*Record list*

*****

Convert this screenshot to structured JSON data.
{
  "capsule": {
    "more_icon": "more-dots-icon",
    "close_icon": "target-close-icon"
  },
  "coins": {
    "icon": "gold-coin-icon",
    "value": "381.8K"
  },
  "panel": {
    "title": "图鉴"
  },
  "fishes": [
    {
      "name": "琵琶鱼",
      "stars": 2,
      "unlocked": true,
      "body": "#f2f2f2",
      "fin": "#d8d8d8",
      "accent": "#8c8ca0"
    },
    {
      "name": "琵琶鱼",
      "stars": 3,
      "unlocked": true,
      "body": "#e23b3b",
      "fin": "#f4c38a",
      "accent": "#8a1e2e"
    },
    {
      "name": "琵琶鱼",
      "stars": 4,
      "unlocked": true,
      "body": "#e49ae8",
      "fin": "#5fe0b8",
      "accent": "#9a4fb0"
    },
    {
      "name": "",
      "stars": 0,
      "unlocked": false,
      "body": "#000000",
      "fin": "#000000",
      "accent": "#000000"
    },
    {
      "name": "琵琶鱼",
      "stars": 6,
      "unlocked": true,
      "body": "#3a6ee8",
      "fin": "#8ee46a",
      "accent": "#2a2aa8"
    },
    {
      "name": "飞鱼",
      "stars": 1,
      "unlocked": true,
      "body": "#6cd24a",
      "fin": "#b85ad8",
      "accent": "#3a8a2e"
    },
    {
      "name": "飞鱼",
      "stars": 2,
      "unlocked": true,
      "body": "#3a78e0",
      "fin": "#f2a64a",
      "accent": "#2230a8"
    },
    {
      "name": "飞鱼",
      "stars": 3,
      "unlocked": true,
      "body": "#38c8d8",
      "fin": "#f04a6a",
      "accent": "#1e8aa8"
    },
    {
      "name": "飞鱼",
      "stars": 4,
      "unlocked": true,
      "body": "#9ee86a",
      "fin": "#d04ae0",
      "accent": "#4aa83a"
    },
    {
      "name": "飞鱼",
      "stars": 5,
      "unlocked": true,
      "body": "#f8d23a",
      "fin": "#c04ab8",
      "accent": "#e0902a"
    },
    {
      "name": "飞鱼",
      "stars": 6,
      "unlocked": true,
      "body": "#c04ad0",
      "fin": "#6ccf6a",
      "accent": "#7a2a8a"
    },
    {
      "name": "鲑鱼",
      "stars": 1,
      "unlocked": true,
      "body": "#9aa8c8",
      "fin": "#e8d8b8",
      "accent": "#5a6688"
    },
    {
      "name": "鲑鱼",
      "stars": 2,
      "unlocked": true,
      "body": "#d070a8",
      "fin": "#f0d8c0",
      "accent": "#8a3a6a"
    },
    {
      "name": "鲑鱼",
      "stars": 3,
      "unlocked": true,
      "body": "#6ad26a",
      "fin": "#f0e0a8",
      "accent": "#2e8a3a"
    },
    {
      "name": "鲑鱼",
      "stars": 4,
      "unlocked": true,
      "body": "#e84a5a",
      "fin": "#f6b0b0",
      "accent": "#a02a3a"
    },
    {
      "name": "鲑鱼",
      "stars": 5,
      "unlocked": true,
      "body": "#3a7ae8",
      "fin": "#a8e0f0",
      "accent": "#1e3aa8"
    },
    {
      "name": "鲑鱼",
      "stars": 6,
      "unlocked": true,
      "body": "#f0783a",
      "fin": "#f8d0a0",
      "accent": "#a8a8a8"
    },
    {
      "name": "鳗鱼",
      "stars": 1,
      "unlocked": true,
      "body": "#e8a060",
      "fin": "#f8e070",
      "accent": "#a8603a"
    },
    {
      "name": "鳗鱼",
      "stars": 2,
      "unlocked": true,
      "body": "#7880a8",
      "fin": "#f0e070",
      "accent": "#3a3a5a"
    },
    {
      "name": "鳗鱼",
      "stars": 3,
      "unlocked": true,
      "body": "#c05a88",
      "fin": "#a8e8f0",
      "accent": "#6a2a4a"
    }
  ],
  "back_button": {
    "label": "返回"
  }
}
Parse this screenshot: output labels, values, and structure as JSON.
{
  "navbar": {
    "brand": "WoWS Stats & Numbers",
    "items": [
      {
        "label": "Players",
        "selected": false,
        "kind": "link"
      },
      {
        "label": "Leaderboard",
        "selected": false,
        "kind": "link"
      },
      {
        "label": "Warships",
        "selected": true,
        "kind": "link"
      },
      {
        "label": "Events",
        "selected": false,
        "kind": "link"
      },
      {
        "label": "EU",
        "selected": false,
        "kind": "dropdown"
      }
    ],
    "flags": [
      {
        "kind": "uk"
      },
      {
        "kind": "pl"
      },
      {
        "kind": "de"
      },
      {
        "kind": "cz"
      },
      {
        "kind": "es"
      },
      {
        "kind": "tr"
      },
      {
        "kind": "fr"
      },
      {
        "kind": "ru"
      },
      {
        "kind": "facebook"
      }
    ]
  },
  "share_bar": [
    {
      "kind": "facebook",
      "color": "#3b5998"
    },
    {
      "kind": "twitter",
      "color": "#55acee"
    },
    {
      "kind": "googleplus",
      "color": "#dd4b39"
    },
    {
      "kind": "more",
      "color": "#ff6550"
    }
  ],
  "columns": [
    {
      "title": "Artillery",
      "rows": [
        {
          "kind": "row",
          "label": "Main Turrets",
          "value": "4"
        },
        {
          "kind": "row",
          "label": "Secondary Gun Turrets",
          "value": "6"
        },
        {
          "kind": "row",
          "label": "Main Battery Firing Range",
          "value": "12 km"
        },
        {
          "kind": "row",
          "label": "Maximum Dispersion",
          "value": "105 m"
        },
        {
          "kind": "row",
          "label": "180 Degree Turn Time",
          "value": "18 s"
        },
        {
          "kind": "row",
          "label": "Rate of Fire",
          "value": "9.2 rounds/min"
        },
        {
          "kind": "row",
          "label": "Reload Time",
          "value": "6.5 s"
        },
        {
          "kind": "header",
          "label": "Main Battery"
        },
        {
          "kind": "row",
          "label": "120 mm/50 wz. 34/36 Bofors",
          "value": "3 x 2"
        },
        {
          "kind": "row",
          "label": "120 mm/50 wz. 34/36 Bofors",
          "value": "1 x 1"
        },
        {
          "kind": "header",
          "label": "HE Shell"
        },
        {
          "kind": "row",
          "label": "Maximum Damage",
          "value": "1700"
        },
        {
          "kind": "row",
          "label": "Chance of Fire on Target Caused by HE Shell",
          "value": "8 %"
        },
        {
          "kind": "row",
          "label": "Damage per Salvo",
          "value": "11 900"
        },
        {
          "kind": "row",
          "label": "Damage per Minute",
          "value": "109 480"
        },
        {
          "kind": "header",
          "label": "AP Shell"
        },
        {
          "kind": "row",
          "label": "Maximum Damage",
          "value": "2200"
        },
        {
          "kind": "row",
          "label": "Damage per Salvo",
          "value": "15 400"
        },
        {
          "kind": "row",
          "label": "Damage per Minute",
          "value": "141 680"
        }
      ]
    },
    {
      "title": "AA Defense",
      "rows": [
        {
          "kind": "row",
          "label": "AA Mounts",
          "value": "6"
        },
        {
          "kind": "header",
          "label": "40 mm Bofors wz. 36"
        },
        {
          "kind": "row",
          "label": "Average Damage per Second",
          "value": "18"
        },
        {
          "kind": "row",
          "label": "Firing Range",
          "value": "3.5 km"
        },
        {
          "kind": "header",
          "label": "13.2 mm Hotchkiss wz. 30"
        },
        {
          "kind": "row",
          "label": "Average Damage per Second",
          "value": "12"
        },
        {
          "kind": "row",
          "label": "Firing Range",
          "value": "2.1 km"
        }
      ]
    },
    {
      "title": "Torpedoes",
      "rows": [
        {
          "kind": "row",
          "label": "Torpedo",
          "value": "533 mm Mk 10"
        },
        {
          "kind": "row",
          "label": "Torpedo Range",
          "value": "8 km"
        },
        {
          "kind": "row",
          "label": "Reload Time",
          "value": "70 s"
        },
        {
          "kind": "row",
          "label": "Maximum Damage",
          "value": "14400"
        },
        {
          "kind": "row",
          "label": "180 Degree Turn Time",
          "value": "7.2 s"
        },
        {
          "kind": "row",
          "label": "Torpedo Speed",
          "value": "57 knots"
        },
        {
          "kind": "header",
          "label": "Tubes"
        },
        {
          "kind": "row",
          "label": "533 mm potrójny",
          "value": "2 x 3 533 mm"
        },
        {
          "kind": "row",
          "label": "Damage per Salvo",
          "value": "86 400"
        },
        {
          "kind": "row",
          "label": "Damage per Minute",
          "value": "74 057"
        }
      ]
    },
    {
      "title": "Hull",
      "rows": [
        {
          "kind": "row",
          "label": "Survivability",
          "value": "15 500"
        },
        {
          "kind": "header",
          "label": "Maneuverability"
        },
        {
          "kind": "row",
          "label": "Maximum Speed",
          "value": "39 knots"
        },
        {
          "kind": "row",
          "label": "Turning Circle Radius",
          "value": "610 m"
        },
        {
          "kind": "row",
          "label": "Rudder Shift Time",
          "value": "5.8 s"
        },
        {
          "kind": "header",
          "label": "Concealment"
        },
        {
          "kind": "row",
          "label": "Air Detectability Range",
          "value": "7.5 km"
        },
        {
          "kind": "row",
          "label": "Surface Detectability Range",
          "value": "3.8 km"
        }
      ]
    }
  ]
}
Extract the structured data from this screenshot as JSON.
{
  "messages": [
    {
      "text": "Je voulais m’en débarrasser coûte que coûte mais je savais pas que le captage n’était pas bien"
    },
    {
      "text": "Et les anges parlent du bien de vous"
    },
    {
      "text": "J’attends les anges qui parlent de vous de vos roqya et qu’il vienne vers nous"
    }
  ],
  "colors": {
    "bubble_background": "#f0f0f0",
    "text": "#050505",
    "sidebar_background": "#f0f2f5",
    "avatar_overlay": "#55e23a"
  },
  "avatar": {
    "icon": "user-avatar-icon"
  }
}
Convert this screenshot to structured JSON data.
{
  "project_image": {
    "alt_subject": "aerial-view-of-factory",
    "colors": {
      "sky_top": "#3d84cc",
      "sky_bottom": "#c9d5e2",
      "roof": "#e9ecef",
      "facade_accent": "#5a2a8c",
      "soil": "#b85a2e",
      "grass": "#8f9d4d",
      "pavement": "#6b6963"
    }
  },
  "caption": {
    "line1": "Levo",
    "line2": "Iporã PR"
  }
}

*****

*Aim*
Report every line containing the word "Speed" from the listing above.

*Correct result*
          "label": "Torpedo Speed",
          "label": "Maximum Speed",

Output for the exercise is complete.